### Available data
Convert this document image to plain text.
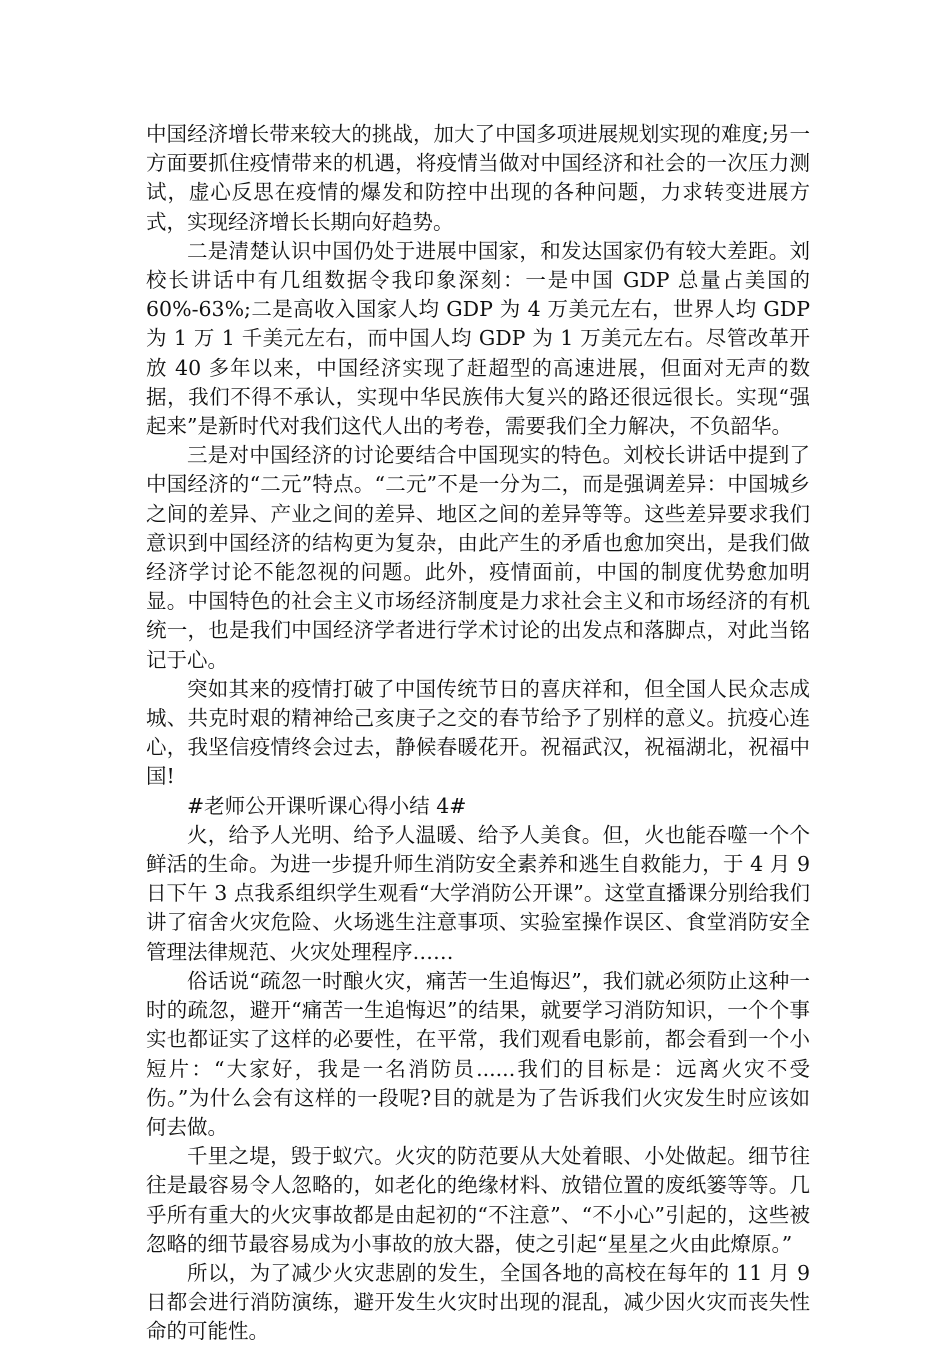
中国经济增长带来较大的挑战，加大了中国多项进展规划实现的难度;另一方面要抓住疫情带来的机遇，将疫情当做对中国经济和社会的一次压力测试，虚心反思在疫情的爆发和防控中出现的各种问题，力求转变进展方式，实现经济增长长期向好趋势。

二是清楚认识中国仍处于进展中国家，和发达国家仍有较大差距。刘校长讲话中有几组数据令我印象深刻：一是中国 GDP 总量占美国的 60%-63%;二是高收入国家人均 GDP 为 4 万美元左右，世界人均 GDP 为 1 万 1 千美元左右，而中国人均 GDP 为 1 万美元左右。尽管改革开放 40 多年以来，中国经济实现了赶超型的高速进展，但面对无声的数据，我们不得不承认，实现中华民族伟大复兴的路还很远很长。实现“强起来”是新时代对我们这代人出的考卷，需要我们全力解决，不负韶华。

三是对中国经济的讨论要结合中国现实的特色。刘校长讲话中提到了中国经济的“二元”特点。“二元”不是一分为二，而是强调差异：中国城乡之间的差异、产业之间的差异、地区之间的差异等等。这些差异要求我们意识到中国经济的结构更为复杂，由此产生的矛盾也愈加突出，是我们做经济学讨论不能忽视的问题。此外，疫情面前，中国的制度优势愈加明显。中国特色的社会主义市场经济制度是力求社会主义和市场经济的有机统一，也是我们中国经济学者进行学术讨论的出发点和落脚点，对此当铭记于心。

突如其来的疫情打破了中国传统节日的喜庆祥和，但全国人民众志成城、共克时艰的精神给己亥庚子之交的春节给予了别样的意义。抗疫心连心，我坚信疫情终会过去，静候春暖花开。祝福武汉，祝福湖北，祝福中国!

#老师公开课听课心得小结 4#

火，给予人光明、给予人温暖、给予人美食。但，火也能吞噬一个个鲜活的生命。为进一步提升师生消防安全素养和逃生自救能力，于 4 月 9 日下午 3 点我系组织学生观看“大学消防公开课”。这堂直播课分别给我们讲了宿舍火灾危险、火场逃生注意事项、实验室操作误区、食堂消防安全管理法律规范、火灾处理程序……

俗话说“疏忽一时酿火灾，痛苦一生追悔迟”，我们就必须防止这种一时的疏忽，避开“痛苦一生追悔迟”的结果，就要学习消防知识，一个个事实也都证实了这样的必要性，在平常，我们观看电影前，都会看到一个小短片：“大家好，我是一名消防员......我们的目标是：远离火灾不受伤。”为什么会有这样的一段呢?目的就是为了告诉我们火灾发生时应该如何去做。

千里之堤，毁于蚁穴。火灾的防范要从大处着眼、小处做起。细节往往是最容易令人忽略的，如老化的绝缘材料、放错位置的废纸篓等等。几乎所有重大的火灾事故都是由起初的“不注意”、“不小心”引起的，这些被忽略的细节最容易成为小事故的放大器，使之引起“星星之火由此燎原。”

所以，为了减少火灾悲剧的发生，全国各地的高校在每年的 11 月 9 日都会进行消防演练，避开发生火灾时出现的混乱，减少因火灾而丧失性命的可能性。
######
Quote the material exactly. Pictures stay out.

Convert this document image to plain text.
中国经济增长带来较大的挑战，加大了中国多项进展规划实现的难度;另一方面要抓住疫情带来的机遇，将疫情当做对中国经济和社会的一次压力测试，虚心反思在疫情的爆发和防控中出现的各种问题，力求转变进展方式，实现经济增长长期向好趋势。

二是清楚认识中国仍处于进展中国家，和发达国家仍有较大差距。刘校长讲话中有几组数据令我印象深刻：一是中国 GDP 总量占美国的 60%-63%;二是高收入国家人均 GDP 为 4 万美元左右，世界人均 GDP 为 1 万 1 千美元左右，而中国人均 GDP 为 1 万美元左右。尽管改革开放 40 多年以来，中国经济实现了赶超型的高速进展，但面对无声的数据，我们不得不承认，实现中华民族伟大复兴的路还很远很长。实现“强起来”是新时代对我们这代人出的考卷，需要我们全力解决，不负韶华。

三是对中国经济的讨论要结合中国现实的特色。刘校长讲话中提到了中国经济的“二元”特点。“二元”不是一分为二，而是强调差异：中国城乡之间的差异、产业之间的差异、地区之间的差异等等。这些差异要求我们意识到中国经济的结构更为复杂，由此产生的矛盾也愈加突出，是我们做经济学讨论不能忽视的问题。此外，疫情面前，中国的制度优势愈加明显。中国特色的社会主义市场经济制度是力求社会主义和市场经济的有机统一，也是我们中国经济学者进行学术讨论的出发点和落脚点，对此当铭记于心。

突如其来的疫情打破了中国传统节日的喜庆祥和，但全国人民众志成城、共克时艰的精神给己亥庚子之交的春节给予了别样的意义。抗疫心连心，我坚信疫情终会过去，静候春暖花开。祝福武汉，祝福湖北，祝福中国!

#老师公开课听课心得小结 4#

火，给予人光明、给予人温暖、给予人美食。但，火也能吞噬一个个鲜活的生命。为进一步提升师生消防安全素养和逃生自救能力，于 4 月 9 日下午 3 点我系组织学生观看“大学消防公开课”。这堂直播课分别给我们讲了宿舍火灾危险、火场逃生注意事项、实验室操作误区、食堂消防安全管理法律规范、火灾处理程序……

俗话说“疏忽一时酿火灾，痛苦一生追悔迟”，我们就必须防止这种一时的疏忽，避开“痛苦一生追悔迟”的结果，就要学习消防知识，一个个事实也都证实了这样的必要性，在平常，我们观看电影前，都会看到一个小短片：“大家好，我是一名消防员......我们的目标是：远离火灾不受伤。”为什么会有这样的一段呢?目的就是为了告诉我们火灾发生时应该如何去做。

千里之堤，毁于蚁穴。火灾的防范要从大处着眼、小处做起。细节往往是最容易令人忽略的，如老化的绝缘材料、放错位置的废纸篓等等。几乎所有重大的火灾事故都是由起初的“不注意”、“不小心”引起的，这些被忽略的细节最容易成为小事故的放大器，使之引起“星星之火由此燎原。”

所以，为了减少火灾悲剧的发生，全国各地的高校在每年的 11 月 9 日都会进行消防演练，避开发生火灾时出现的混乱，减少因火灾而丧失性命的可能性。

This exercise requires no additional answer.